§ Required task a
Reproduce the emergency services fitness text word for word, from beginning to end.

§ Selected excerpt
============

Get Fit to Save Lives

 

Emergency Services Fitness: Get Fit to Save Lives

 

Goal:  To ensure your safety and ability to perform your job in emergency services: a physically taxing profession.

 

Although we’re in the profession of protecting and helping the public, we too often neglect ourselves and our bodies. In order to provide the services we’re sworn to provide to the public, we need to understand the importance of being as physically fit as we can be in order able to perform our roles.

 

With this in mind, Todd Platner, an experienced Richmond, Ky firefighter and EMT who holds a bachelor’s degree in Physical Education/Adult Fitness has developed the Get Fit to Save Lives Fitness Guide for public safety professionals.

Working out Hurts 

 

“To ignore your fitness is dangerous to you, your family and also your co-workers, not to mention those you serve,” says Platner. “We in the emergency services are often the victims of injuries and illnesses that we can avoid by keeping ourselves physically fit. Physical fitness isn’t about lifting the most weight at the gym or being able to compete in a 5K marathon with the fastest time. It’s about having the ability to expend energy to perform a task without overworking yourself needlessly. It’s about building your strength and endurance. It’s about using proper body mechanics to perform a task with the minimum amount of wear and tear on your body. It’s about building a better-prepared body—and it isn’t a difficult task to perform.”

 

But We Already Do Physical Stuff at Work!

 

Many of us who are not working out jump from sedentary (sitting in a patrol car/ambulance/firehouse barcalounger) to running, lifting, pushing/pulling/climbing, which can be taxing on your body, and potentially dangerous.

============

§ Required task b
List the lines of the entries as a numbered list, starting at the first line of the entries and ending at the line containing "dom-cell[interactable]: -1100 xyxy=(162,265,190,286)", with both included, blank lines left out, and nothing else.

============

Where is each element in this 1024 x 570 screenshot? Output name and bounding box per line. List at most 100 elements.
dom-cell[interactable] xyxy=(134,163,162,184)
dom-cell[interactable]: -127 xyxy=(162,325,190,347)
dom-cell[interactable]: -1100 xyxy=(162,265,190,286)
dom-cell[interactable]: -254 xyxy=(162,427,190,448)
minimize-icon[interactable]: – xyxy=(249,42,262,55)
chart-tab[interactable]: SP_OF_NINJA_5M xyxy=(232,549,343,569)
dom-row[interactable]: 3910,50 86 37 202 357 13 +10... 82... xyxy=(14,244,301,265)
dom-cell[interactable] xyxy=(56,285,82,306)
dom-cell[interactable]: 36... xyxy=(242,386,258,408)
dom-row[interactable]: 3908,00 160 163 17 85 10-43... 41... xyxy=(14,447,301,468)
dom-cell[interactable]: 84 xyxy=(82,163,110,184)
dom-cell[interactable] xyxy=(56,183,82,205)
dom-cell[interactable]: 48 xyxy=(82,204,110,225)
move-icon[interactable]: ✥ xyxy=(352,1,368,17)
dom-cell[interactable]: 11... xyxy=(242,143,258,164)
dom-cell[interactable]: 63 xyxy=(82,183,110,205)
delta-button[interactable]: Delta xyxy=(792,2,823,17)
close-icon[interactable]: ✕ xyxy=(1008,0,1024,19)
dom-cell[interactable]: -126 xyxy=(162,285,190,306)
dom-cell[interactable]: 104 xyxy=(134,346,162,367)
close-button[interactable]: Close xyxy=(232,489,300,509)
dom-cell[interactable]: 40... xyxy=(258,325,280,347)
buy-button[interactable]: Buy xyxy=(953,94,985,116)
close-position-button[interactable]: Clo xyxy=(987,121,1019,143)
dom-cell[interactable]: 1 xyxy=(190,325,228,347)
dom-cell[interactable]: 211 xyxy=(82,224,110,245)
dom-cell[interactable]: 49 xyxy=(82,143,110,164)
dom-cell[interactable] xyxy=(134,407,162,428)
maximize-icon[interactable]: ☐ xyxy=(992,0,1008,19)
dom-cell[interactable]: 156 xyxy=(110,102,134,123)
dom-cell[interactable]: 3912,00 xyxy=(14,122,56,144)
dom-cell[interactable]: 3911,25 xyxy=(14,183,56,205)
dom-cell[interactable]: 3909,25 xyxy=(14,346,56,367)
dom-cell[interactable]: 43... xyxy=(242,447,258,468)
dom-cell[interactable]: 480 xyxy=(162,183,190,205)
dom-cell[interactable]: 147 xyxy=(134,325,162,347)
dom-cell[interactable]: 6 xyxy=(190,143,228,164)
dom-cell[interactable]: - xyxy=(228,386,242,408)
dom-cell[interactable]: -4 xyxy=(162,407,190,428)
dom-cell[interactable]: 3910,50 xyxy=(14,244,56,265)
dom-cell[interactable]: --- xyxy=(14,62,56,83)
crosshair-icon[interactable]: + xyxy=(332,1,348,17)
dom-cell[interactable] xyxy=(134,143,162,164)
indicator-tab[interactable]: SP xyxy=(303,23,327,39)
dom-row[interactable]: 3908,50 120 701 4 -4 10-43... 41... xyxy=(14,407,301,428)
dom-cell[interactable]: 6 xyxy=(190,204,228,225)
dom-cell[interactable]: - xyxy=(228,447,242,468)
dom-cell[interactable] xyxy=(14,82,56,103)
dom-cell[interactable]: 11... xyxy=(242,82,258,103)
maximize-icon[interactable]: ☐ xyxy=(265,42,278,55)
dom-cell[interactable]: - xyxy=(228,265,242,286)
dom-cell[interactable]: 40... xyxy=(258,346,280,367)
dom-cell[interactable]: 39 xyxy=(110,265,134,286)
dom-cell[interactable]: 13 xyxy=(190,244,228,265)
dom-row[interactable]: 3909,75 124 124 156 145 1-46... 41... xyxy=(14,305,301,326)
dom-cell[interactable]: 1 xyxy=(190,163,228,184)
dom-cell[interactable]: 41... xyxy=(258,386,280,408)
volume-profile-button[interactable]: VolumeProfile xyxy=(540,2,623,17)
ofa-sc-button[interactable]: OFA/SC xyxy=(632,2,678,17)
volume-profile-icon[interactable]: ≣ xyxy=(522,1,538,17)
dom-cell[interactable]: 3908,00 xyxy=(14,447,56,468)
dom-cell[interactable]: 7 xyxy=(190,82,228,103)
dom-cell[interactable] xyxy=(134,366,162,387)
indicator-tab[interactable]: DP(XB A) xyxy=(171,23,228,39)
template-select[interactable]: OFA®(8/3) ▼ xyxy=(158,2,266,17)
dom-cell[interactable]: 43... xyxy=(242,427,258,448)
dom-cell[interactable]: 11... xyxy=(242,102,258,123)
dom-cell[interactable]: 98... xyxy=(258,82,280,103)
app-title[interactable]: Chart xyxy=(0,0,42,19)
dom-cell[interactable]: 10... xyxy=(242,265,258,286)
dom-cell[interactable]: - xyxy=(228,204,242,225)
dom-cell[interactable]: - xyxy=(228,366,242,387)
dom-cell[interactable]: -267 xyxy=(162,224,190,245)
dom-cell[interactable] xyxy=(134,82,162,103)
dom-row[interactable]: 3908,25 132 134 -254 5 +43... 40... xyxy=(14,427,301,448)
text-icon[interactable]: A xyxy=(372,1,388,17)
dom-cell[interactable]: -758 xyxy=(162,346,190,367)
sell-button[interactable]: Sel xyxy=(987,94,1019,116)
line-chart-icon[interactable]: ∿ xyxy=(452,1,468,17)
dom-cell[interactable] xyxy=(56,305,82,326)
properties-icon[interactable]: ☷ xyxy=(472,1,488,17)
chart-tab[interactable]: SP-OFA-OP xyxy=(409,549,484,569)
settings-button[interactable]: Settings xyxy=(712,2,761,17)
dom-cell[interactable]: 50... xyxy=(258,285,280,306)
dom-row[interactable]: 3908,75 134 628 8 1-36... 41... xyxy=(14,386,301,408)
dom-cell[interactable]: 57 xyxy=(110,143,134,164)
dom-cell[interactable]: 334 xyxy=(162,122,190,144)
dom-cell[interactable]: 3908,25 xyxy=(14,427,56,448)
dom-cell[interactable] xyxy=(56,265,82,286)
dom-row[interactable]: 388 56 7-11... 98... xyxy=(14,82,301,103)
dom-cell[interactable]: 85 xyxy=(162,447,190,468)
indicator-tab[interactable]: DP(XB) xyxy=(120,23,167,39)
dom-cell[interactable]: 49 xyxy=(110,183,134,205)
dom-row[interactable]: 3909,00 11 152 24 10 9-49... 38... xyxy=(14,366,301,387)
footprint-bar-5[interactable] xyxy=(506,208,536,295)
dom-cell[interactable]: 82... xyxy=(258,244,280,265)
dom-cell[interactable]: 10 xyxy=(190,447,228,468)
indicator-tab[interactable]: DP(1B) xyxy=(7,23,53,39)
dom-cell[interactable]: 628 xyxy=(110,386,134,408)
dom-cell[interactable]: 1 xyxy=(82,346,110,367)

============

§ Response a
Get Fit to Save Lives

 

Emergency Services Fitness: Get Fit to Save Lives

 

Goal:  To ensure your safety and ability to perform your job in emergency services: a physically taxing profession.

 

Although we’re in the profession of protecting and helping the public, we too often neglect ourselves and our bodies. In order to provide the services we’re sworn to provide to the public, we need to understand the importance of being as physically fit as we can be in order able to perform our roles.

 

With this in mind, Todd Platner, an experienced Richmond, Ky firefighter and EMT who holds a bachelor’s degree in Physical Education/Adult Fitness has developed the Get Fit to Save Lives Fitness Guide for public safety professionals.

Working out Hurts 

 

“To ignore your fitness is dangerous to you, your family and also your co-workers, not to mention those you serve,” says Platner. “We in the emergency services are often the victims of injuries and illnesses that we can avoid by keeping ourselves physically fit. Physical fitness isn’t about lifting the most weight at the gym or being able to compete in a 5K marathon with the fastest time. It’s about having the ability to expend energy to perform a task without overworking yourself needlessly. It’s about building your strength and endurance. It’s about using proper body mechanics to perform a task with the minimum amount of wear and tear on your body. It’s about building a better-prepared body—and it isn’t a difficult task to perform.”

 

But We Already Do Physical Stuff at Work!

 

Many of us who are not working out jump from sedentary (sitting in a patrol car/ambulance/firehouse barcalounger) to running, lifting, pushing/pulling/climbing, which can be taxing on your body, and potentially dangerous.

§ Response b
1. Where is each element in this 1024 x 570 screenshot? Output name and bounding box per line. List at most 100 elements.
2. dom-cell[interactable] xyxy=(134,163,162,184)
3. dom-cell[interactable]: -127 xyxy=(162,325,190,347)
4. dom-cell[interactable]: -1100 xyxy=(162,265,190,286)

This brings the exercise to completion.